• Required task:
Copy every entry exactly as given, minus the images.

Items from a data source:
..........

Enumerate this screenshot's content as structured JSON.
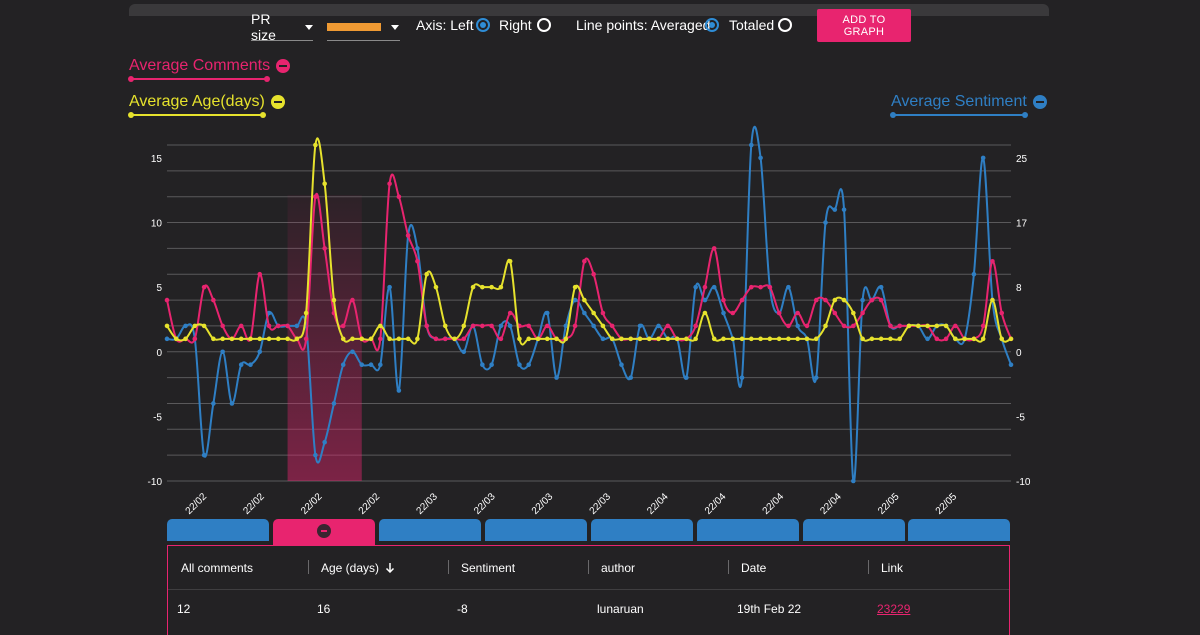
{
  "toolbar": {
    "pr_size_label": "PR size",
    "color_swatch": "#ef9a33",
    "axis_label": "Axis: Left",
    "axis_right_label": "Right",
    "axis_selected": "Left",
    "points_label": "Line points: Averaged",
    "points_totaled_label": "Totaled",
    "points_selected": "Averaged",
    "add_button": "ADD TO GRAPH"
  },
  "legend": {
    "comments": {
      "label": "Average Comments",
      "color": "#e8246f"
    },
    "age": {
      "label": "Average Age(days)",
      "color": "#e6e22d"
    },
    "sentiment": {
      "label": "Average Sentiment",
      "color": "#2f7fc4"
    }
  },
  "chart_data": {
    "type": "line",
    "left_axis": {
      "ticks": [
        "15",
        "10",
        "5",
        "0",
        "-5",
        "-10"
      ],
      "range": [
        -10,
        16
      ]
    },
    "right_axis": {
      "ticks": [
        "25",
        "17",
        "8",
        "0",
        "-5",
        "-10"
      ]
    },
    "x_tick_labels": [
      "22/02",
      "22/02",
      "22/02",
      "22/02",
      "22/03",
      "22/03",
      "22/03",
      "22/03",
      "22/04",
      "22/04",
      "22/04",
      "22/04",
      "22/05",
      "22/05"
    ],
    "highlight_range": [
      13,
      21
    ],
    "series": [
      {
        "name": "Average Comments",
        "color": "#e8246f",
        "values": [
          4,
          1,
          1,
          1,
          5,
          4,
          2,
          1,
          2,
          1,
          6,
          2,
          2,
          2,
          1,
          1,
          12,
          8,
          3,
          2,
          4,
          1,
          1,
          1,
          13,
          12,
          9,
          7,
          2,
          1,
          1,
          1,
          1,
          2,
          2,
          2,
          1,
          3,
          2,
          2,
          1,
          2,
          1,
          1,
          2,
          7,
          6,
          3,
          2,
          1,
          1,
          1,
          1,
          1,
          2,
          1,
          1,
          2,
          5,
          8,
          4,
          3,
          4,
          5,
          5,
          5,
          3,
          2,
          3,
          2,
          4,
          4,
          3,
          2,
          2,
          3,
          4,
          4,
          2,
          2,
          2,
          2,
          2,
          1,
          1,
          2,
          1,
          1,
          2,
          7,
          3,
          1
        ]
      },
      {
        "name": "Average Age(days)",
        "color": "#e6e22d",
        "values": [
          2,
          1,
          1,
          2,
          2,
          1,
          1,
          1,
          1,
          1,
          1,
          1,
          1,
          1,
          1,
          3,
          16,
          13,
          4,
          1,
          1,
          1,
          1,
          2,
          1,
          1,
          1,
          1,
          6,
          5,
          2,
          1,
          2,
          5,
          5,
          5,
          5,
          7,
          1,
          1,
          1,
          1,
          1,
          1,
          5,
          4,
          3,
          2,
          1,
          1,
          1,
          1,
          1,
          1,
          1,
          1,
          1,
          1,
          3,
          1,
          1,
          1,
          1,
          1,
          1,
          1,
          1,
          1,
          1,
          1,
          1,
          2,
          4,
          4,
          3,
          1,
          1,
          1,
          1,
          1,
          2,
          2,
          2,
          2,
          2,
          1,
          1,
          1,
          1,
          4,
          1,
          1
        ]
      },
      {
        "name": "Average Sentiment",
        "color": "#2f7fc4",
        "values": [
          1,
          1,
          2,
          1,
          -8,
          -4,
          0,
          -4,
          -1,
          -1,
          0,
          3,
          2,
          2,
          2,
          2,
          -8,
          -7,
          -4,
          -1,
          0,
          -1,
          -1,
          -1,
          5,
          -3,
          9,
          8,
          2,
          1,
          1,
          1,
          0,
          2,
          -1,
          -1,
          2,
          2,
          -1,
          -1,
          1,
          3,
          -2,
          2,
          4,
          3,
          2,
          1,
          1,
          -1,
          -2,
          2,
          1,
          2,
          1,
          1,
          -2,
          5,
          4,
          5,
          3,
          1,
          -2,
          16,
          15,
          5,
          3,
          5,
          2,
          1,
          -2,
          10,
          11,
          11,
          -10,
          4,
          4,
          5,
          2,
          2,
          2,
          2,
          1,
          2,
          2,
          1,
          1,
          6,
          15,
          4,
          1,
          -1
        ]
      }
    ]
  },
  "tabs": [
    "",
    "",
    "",
    "",
    "",
    "",
    "",
    ""
  ],
  "table": {
    "columns": [
      "All comments",
      "Age (days)",
      "Sentiment",
      "author",
      "Date",
      "Link"
    ],
    "sort_icon": "arrow-down-icon",
    "row": {
      "comments": "12",
      "age": "16",
      "sentiment": "-8",
      "author": "lunaruan",
      "date": "19th Feb 22",
      "link": "23229"
    }
  }
}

..........

• Solution:
Enumerate this screenshot's content as structured JSON.
{
  "toolbar": {
    "pr_size_label": "PR size",
    "color_swatch": "#ef9a33",
    "axis_label": "Axis: Left",
    "axis_right_label": "Right",
    "axis_selected": "Left",
    "points_label": "Line points: Averaged",
    "points_totaled_label": "Totaled",
    "points_selected": "Averaged",
    "add_button": "ADD TO GRAPH"
  },
  "legend": {
    "comments": {
      "label": "Average Comments",
      "color": "#e8246f"
    },
    "age": {
      "label": "Average Age(days)",
      "color": "#e6e22d"
    },
    "sentiment": {
      "label": "Average Sentiment",
      "color": "#2f7fc4"
    }
  },
  "chart_data": {
    "type": "line",
    "left_axis": {
      "ticks": [
        "15",
        "10",
        "5",
        "0",
        "-5",
        "-10"
      ],
      "range": [
        -10,
        16
      ]
    },
    "right_axis": {
      "ticks": [
        "25",
        "17",
        "8",
        "0",
        "-5",
        "-10"
      ]
    },
    "x_tick_labels": [
      "22/02",
      "22/02",
      "22/02",
      "22/02",
      "22/03",
      "22/03",
      "22/03",
      "22/03",
      "22/04",
      "22/04",
      "22/04",
      "22/04",
      "22/05",
      "22/05"
    ],
    "highlight_range": [
      13,
      21
    ],
    "series": [
      {
        "name": "Average Comments",
        "color": "#e8246f",
        "values": [
          4,
          1,
          1,
          1,
          5,
          4,
          2,
          1,
          2,
          1,
          6,
          2,
          2,
          2,
          1,
          1,
          12,
          8,
          3,
          2,
          4,
          1,
          1,
          1,
          13,
          12,
          9,
          7,
          2,
          1,
          1,
          1,
          1,
          2,
          2,
          2,
          1,
          3,
          2,
          2,
          1,
          2,
          1,
          1,
          2,
          7,
          6,
          3,
          2,
          1,
          1,
          1,
          1,
          1,
          2,
          1,
          1,
          2,
          5,
          8,
          4,
          3,
          4,
          5,
          5,
          5,
          3,
          2,
          3,
          2,
          4,
          4,
          3,
          2,
          2,
          3,
          4,
          4,
          2,
          2,
          2,
          2,
          2,
          1,
          1,
          2,
          1,
          1,
          2,
          7,
          3,
          1
        ]
      },
      {
        "name": "Average Age(days)",
        "color": "#e6e22d",
        "values": [
          2,
          1,
          1,
          2,
          2,
          1,
          1,
          1,
          1,
          1,
          1,
          1,
          1,
          1,
          1,
          3,
          16,
          13,
          4,
          1,
          1,
          1,
          1,
          2,
          1,
          1,
          1,
          1,
          6,
          5,
          2,
          1,
          2,
          5,
          5,
          5,
          5,
          7,
          1,
          1,
          1,
          1,
          1,
          1,
          5,
          4,
          3,
          2,
          1,
          1,
          1,
          1,
          1,
          1,
          1,
          1,
          1,
          1,
          3,
          1,
          1,
          1,
          1,
          1,
          1,
          1,
          1,
          1,
          1,
          1,
          1,
          2,
          4,
          4,
          3,
          1,
          1,
          1,
          1,
          1,
          2,
          2,
          2,
          2,
          2,
          1,
          1,
          1,
          1,
          4,
          1,
          1
        ]
      },
      {
        "name": "Average Sentiment",
        "color": "#2f7fc4",
        "values": [
          1,
          1,
          2,
          1,
          -8,
          -4,
          0,
          -4,
          -1,
          -1,
          0,
          3,
          2,
          2,
          2,
          2,
          -8,
          -7,
          -4,
          -1,
          0,
          -1,
          -1,
          -1,
          5,
          -3,
          9,
          8,
          2,
          1,
          1,
          1,
          0,
          2,
          -1,
          -1,
          2,
          2,
          -1,
          -1,
          1,
          3,
          -2,
          2,
          4,
          3,
          2,
          1,
          1,
          -1,
          -2,
          2,
          1,
          2,
          1,
          1,
          -2,
          5,
          4,
          5,
          3,
          1,
          -2,
          16,
          15,
          5,
          3,
          5,
          2,
          1,
          -2,
          10,
          11,
          11,
          -10,
          4,
          4,
          5,
          2,
          2,
          2,
          2,
          1,
          2,
          2,
          1,
          1,
          6,
          15,
          4,
          1,
          -1
        ]
      }
    ]
  },
  "tabs": [
    "",
    "",
    "",
    "",
    "",
    "",
    "",
    ""
  ],
  "table": {
    "columns": [
      "All comments",
      "Age (days)",
      "Sentiment",
      "author",
      "Date",
      "Link"
    ],
    "sort_icon": "arrow-down-icon",
    "row": {
      "comments": "12",
      "age": "16",
      "sentiment": "-8",
      "author": "lunaruan",
      "date": "19th Feb 22",
      "link": "23229"
    }
  }
}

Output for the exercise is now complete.